··· Exercise data
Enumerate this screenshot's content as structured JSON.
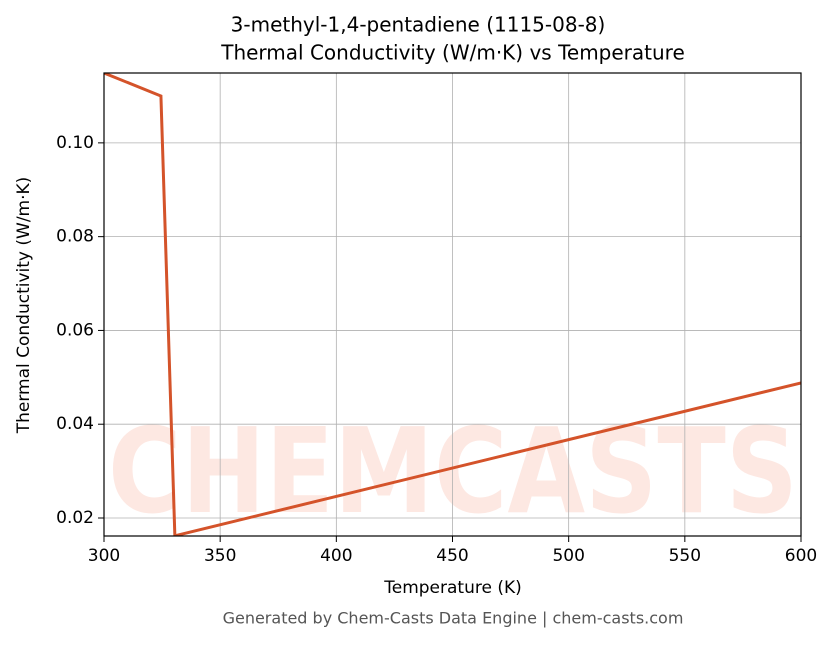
{
  "chart_data": {
    "type": "line",
    "title": "3-methyl-1,4-pentadiene (1115-08-8)",
    "subtitle": "Thermal Conductivity (W/m·K) vs Temperature",
    "xlabel": "Temperature (K)",
    "ylabel": "Thermal Conductivity (W/m·K)",
    "footer": "Generated by Chem-Casts Data Engine | chem-casts.com",
    "watermark": "CHEMCASTS",
    "x": [
      300,
      324.5,
      330.5,
      600
    ],
    "values": [
      0.1149,
      0.11,
      0.0162,
      0.0488
    ],
    "color": "#d4532a",
    "xlim": [
      300,
      600
    ],
    "xticks": [
      300,
      350,
      400,
      450,
      500,
      550,
      600
    ],
    "ylim": [
      0.01616,
      0.1149
    ],
    "yticks": [
      0.02,
      0.04,
      0.06,
      0.08,
      {
        "value": 0.1,
        "label": "0.10"
      }
    ],
    "grid": true
  }
}
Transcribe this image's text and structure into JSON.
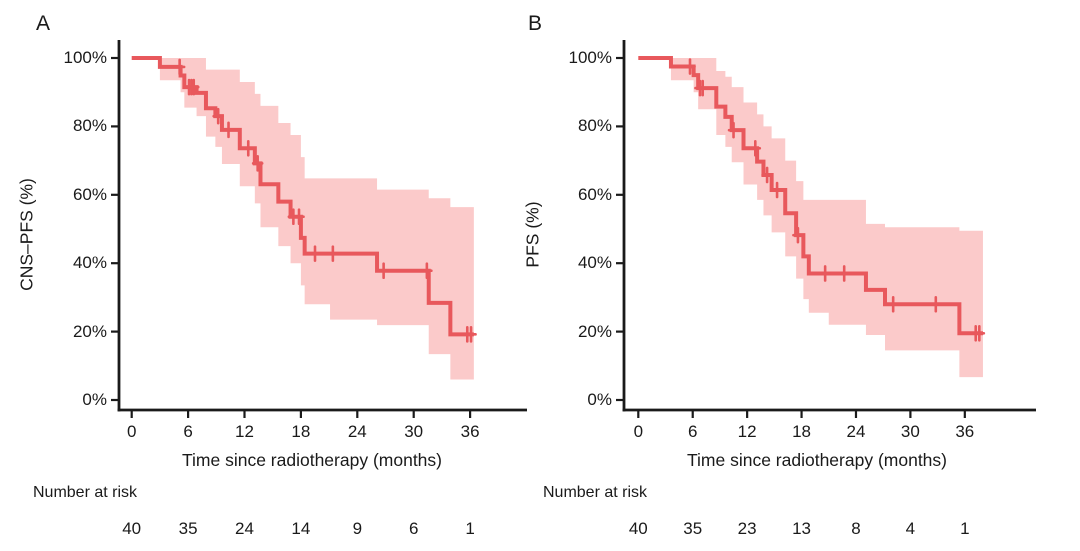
······
Gather up the lines containing the word "this" from these records and copy them.

• Response:
Enumerate this screenshot's content as structured JSON.
Transcribe this image's text and structure into JSON.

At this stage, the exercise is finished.